==== Article ====

Data

Data¶

The top-level component data contains an array of data sets in struct format. Each data set needs to contain the components type and name. Other components are dependent on the type of data set as demonstrated below:

name: custom string
type: string that determines the format of the observations
...: each type of observations has different parameter keys. Some of these are optional and marked accordingly in the more detailed description below

A detailed description of the different types with examples can be found below. While data, in most settings, has no uncertainty attached to it, this standard does allow to provide data with uncertainty, as there are some settings in which uncorrelated or correlated errors need to be taken into account. These include cases such as

generated data obtained from importance sampling, including a (potentially Gaussian) uncertainty from the frequency weights
unfolded data, resulting from arbitrarily complex transformation functions involving statistical models folding some degree of uncertainty into the data points themselves

While it should always be preferred to publish "raw" data, allowing to include pre-processed data with corresponding uncertainties expands the possible applications considerably.

Point Data¶

Point data describes a measurement of a single number, with a possible uncertainty (error).

==== Material ====

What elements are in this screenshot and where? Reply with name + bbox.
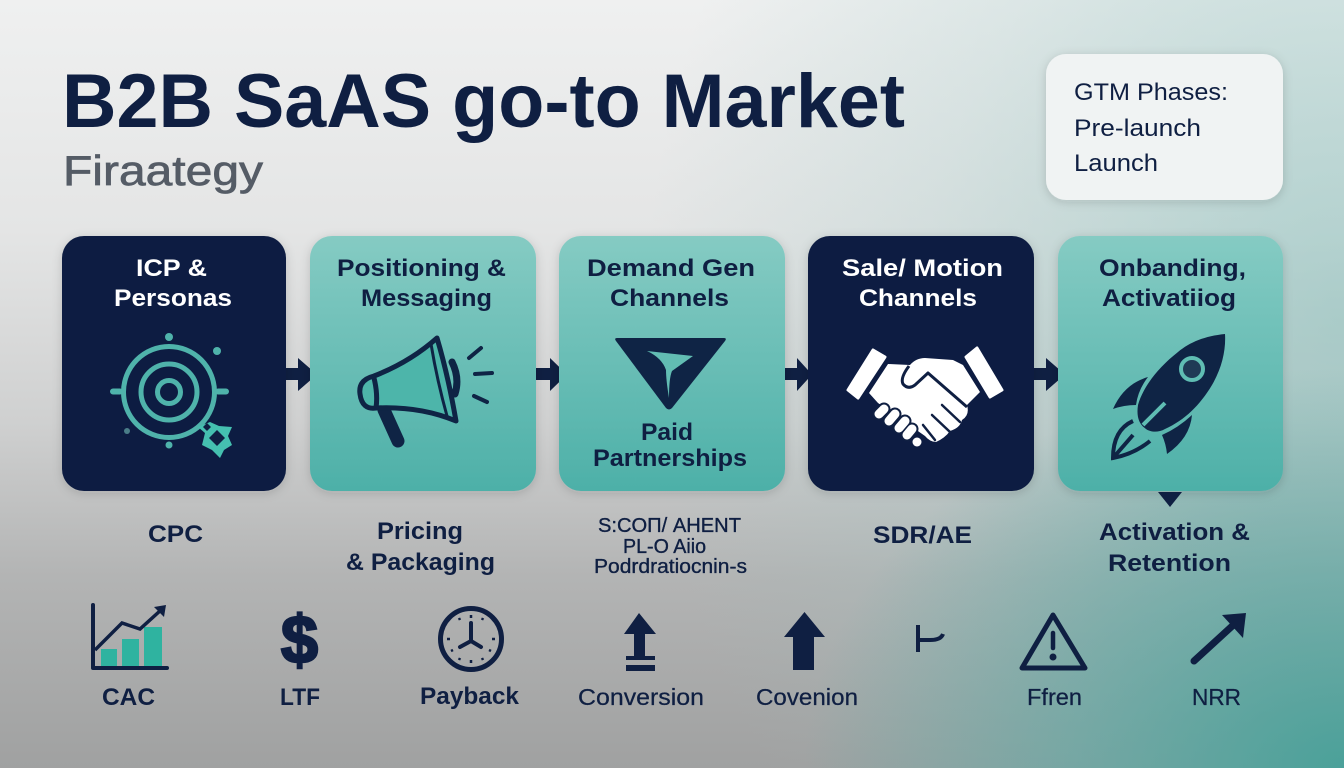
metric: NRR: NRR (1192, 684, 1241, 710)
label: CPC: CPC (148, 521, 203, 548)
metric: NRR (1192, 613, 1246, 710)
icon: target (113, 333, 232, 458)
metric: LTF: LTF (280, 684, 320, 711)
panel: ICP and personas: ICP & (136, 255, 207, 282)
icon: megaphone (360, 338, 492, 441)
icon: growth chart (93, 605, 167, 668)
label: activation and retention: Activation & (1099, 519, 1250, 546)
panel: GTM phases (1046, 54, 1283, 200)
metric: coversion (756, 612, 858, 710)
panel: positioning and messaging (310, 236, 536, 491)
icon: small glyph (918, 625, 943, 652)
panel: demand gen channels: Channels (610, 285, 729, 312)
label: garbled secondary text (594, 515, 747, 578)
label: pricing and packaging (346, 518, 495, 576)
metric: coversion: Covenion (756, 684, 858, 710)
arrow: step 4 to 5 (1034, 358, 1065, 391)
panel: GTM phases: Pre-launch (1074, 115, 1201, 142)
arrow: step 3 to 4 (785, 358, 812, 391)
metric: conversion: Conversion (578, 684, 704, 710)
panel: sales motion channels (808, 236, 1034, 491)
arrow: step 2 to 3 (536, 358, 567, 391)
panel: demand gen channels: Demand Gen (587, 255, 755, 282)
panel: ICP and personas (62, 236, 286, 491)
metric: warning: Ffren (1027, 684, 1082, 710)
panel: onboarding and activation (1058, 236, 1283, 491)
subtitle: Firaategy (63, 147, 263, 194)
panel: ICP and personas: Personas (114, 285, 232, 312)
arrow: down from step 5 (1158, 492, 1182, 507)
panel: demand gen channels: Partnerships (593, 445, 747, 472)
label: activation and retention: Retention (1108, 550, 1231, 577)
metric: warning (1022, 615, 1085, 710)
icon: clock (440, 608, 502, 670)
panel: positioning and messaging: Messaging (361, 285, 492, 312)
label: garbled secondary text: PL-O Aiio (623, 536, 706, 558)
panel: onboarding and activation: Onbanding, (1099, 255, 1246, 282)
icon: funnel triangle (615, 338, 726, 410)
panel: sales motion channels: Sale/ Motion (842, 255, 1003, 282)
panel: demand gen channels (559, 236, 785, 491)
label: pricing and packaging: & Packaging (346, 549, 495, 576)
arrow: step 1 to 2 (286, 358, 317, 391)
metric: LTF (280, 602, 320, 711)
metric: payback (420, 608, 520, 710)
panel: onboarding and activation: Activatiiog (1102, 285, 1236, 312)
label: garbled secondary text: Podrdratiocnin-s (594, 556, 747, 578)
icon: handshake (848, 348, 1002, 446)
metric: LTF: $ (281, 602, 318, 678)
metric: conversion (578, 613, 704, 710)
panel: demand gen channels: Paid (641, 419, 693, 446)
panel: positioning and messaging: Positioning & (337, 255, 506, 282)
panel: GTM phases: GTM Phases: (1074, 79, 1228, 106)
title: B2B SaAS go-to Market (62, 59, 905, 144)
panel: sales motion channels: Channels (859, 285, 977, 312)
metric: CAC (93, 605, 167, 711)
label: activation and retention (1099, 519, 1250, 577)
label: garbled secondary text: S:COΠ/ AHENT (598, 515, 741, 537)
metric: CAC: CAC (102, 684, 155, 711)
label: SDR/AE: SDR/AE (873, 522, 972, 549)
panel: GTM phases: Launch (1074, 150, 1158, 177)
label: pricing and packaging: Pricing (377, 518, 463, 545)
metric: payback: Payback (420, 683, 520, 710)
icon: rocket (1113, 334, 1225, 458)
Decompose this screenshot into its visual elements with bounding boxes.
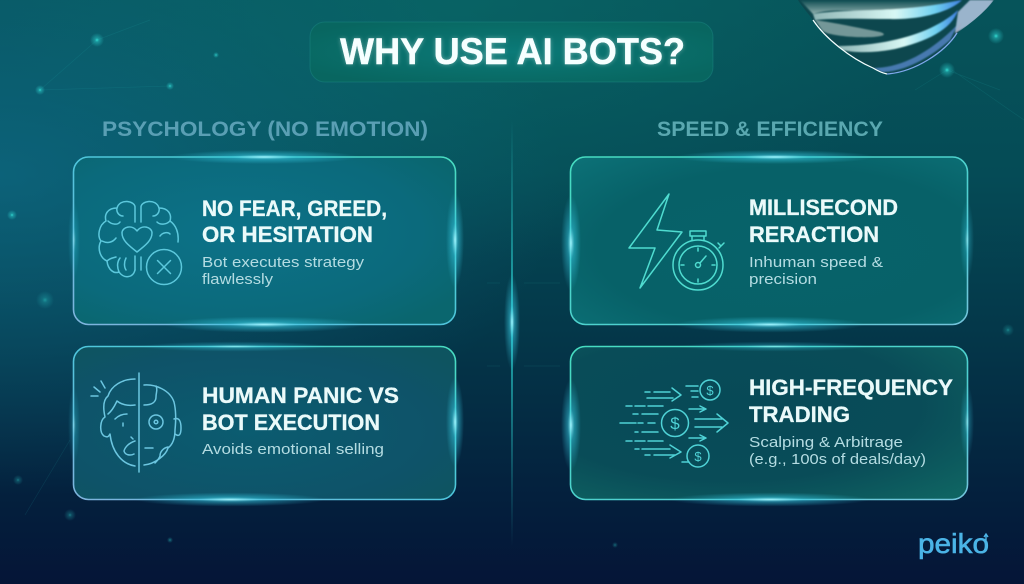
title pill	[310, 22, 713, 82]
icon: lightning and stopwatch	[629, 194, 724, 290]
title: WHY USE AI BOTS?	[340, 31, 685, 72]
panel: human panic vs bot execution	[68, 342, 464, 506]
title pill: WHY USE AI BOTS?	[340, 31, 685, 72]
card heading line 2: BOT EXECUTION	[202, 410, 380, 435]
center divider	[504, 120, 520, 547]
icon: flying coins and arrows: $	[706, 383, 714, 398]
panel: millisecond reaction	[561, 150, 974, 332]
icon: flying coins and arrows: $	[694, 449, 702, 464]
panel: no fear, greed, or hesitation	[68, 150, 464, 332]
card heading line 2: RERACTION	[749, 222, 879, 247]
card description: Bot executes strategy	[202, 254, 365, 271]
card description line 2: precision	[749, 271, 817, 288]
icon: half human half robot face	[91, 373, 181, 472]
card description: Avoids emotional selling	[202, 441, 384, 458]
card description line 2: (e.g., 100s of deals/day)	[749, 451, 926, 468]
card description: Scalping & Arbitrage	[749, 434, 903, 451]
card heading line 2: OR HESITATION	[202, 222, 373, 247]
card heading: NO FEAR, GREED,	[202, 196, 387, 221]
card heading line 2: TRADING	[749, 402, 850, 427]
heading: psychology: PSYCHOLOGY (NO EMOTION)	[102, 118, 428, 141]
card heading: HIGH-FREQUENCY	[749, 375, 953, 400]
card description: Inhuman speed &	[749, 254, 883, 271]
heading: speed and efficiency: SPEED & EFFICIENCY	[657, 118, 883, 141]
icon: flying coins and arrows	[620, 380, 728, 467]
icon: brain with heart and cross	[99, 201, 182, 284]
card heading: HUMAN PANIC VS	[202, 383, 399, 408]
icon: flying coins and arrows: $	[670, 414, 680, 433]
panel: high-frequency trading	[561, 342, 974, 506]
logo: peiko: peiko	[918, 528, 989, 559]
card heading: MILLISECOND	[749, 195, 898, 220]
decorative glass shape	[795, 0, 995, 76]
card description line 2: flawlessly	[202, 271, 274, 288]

====
==== Material ====

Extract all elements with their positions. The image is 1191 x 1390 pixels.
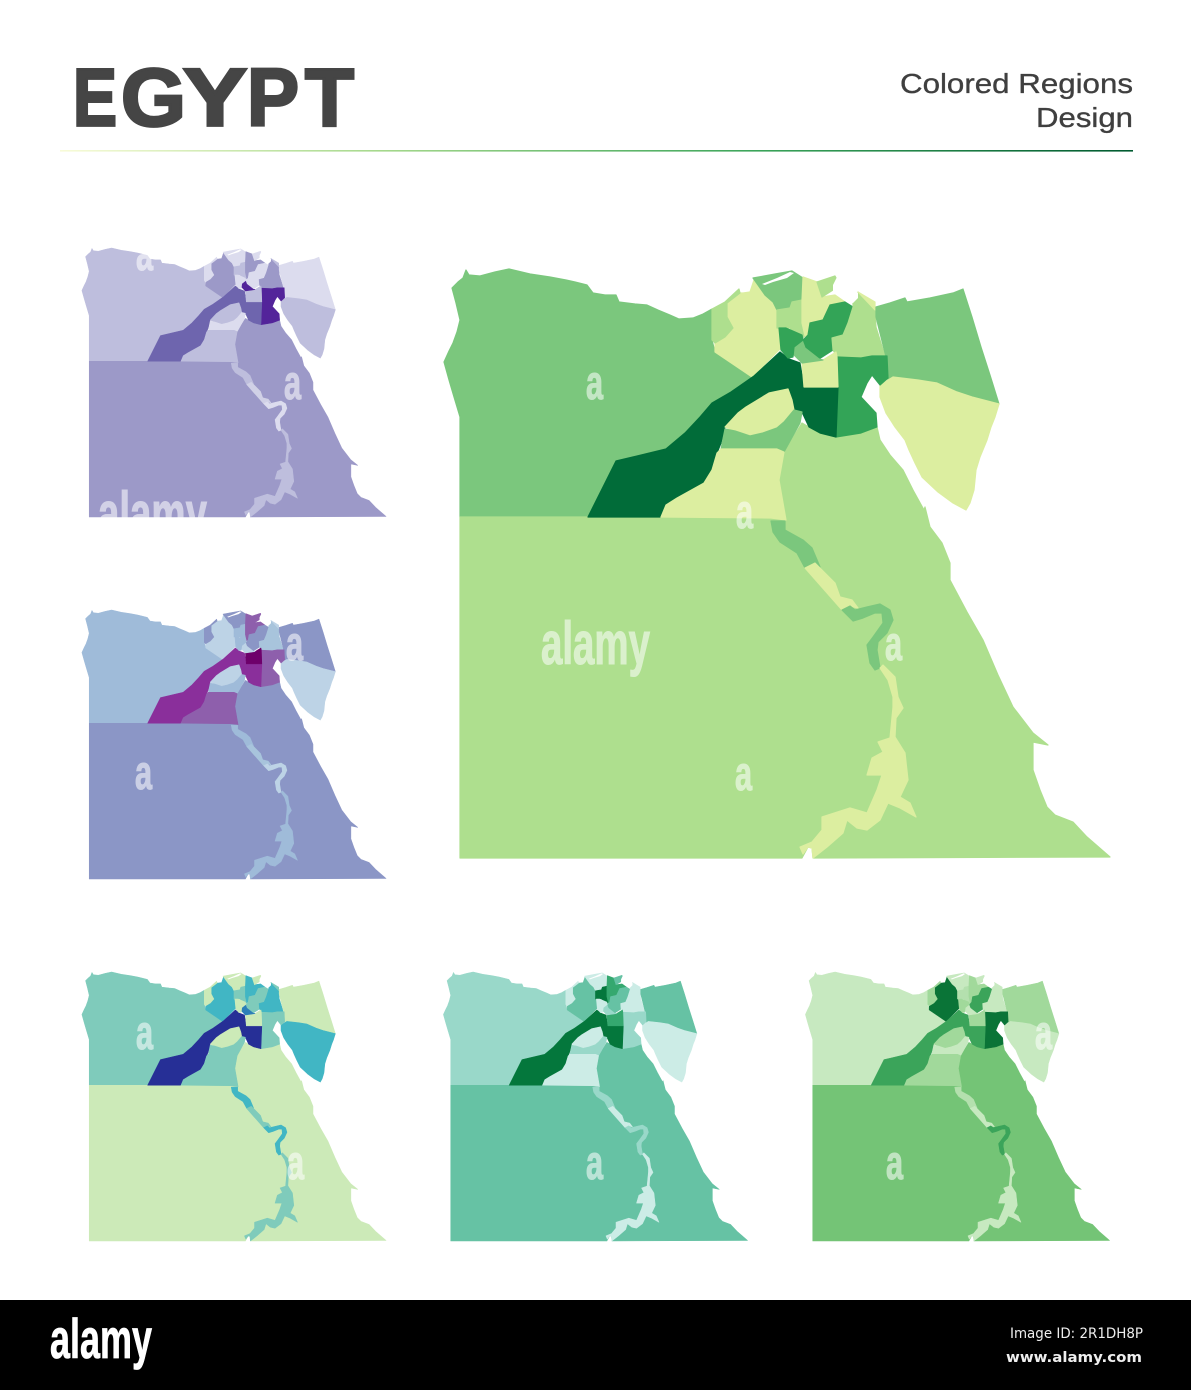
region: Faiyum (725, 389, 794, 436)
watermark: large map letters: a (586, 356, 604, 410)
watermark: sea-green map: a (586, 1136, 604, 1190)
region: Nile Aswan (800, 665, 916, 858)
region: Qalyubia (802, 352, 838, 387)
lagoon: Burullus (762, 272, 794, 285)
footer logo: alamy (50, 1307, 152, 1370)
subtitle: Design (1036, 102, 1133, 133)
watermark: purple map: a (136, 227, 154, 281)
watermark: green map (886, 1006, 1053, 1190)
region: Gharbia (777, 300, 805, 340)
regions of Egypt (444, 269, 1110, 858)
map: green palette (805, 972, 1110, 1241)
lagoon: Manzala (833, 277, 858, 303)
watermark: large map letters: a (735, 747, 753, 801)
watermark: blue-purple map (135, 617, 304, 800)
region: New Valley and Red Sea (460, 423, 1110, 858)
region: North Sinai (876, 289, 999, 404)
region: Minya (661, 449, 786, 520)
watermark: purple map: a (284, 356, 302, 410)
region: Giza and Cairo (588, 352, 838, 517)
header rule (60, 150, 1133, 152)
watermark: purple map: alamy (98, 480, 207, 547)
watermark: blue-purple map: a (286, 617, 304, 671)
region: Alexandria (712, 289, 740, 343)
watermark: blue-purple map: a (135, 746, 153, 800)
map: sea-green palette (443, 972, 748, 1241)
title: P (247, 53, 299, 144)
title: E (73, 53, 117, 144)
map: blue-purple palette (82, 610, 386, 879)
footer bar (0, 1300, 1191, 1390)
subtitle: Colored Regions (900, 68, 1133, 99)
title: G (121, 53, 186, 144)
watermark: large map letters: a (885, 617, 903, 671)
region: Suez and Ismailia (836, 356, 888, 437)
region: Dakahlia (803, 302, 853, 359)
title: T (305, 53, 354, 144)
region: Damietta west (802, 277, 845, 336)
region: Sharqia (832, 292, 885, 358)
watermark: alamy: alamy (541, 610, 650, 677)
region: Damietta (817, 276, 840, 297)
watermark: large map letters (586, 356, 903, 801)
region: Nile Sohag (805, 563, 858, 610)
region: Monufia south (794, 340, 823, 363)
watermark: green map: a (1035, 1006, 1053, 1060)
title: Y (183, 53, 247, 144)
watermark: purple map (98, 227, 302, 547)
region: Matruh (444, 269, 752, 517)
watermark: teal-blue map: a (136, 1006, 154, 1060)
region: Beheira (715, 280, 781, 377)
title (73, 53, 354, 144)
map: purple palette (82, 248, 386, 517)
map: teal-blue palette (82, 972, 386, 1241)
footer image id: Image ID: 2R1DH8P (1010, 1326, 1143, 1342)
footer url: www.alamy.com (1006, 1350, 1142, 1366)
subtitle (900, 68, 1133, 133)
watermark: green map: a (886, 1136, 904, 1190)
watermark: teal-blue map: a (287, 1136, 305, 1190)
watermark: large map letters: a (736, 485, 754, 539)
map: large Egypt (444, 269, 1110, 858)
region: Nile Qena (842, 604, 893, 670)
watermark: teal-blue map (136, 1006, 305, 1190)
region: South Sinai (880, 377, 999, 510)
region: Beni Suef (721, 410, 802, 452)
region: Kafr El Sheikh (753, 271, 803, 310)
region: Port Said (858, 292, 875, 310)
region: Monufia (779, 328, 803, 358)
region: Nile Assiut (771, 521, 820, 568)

====

* What is asked
Return the full data-set documentation above word for word, keeping every line unchanged.

* Solution to this problem
Data

Data¶

The top-level component data contains an array of data sets in struct format. Each data set needs to contain the components type and name. Other components are dependent on the type of data set as demonstrated below:

name: custom string
type: string that determines the format of the observations
...: each type of observations has different parameter keys. Some of these are optional and marked accordingly in the more detailed description below

A detailed description of the different types with examples can be found below. While data, in most settings, has no uncertainty attached to it, this standard does allow to provide data with uncertainty, as there are some settings in which uncorrelated or correlated errors need to be taken into account. These include cases such as

generated data obtained from importance sampling, including a (potentially Gaussian) uncertainty from the frequency weights
unfolded data, resulting from arbitrarily complex transformation functions involving statistical models folding some degree of uncertainty into the data points themselves

While it should always be preferred to publish "raw" data, allowing to include pre-processed data with corresponding uncertainties expands the possible applications considerably.

Point Data¶

Point data describes a measurement of a single number, with a possible uncertainty (error).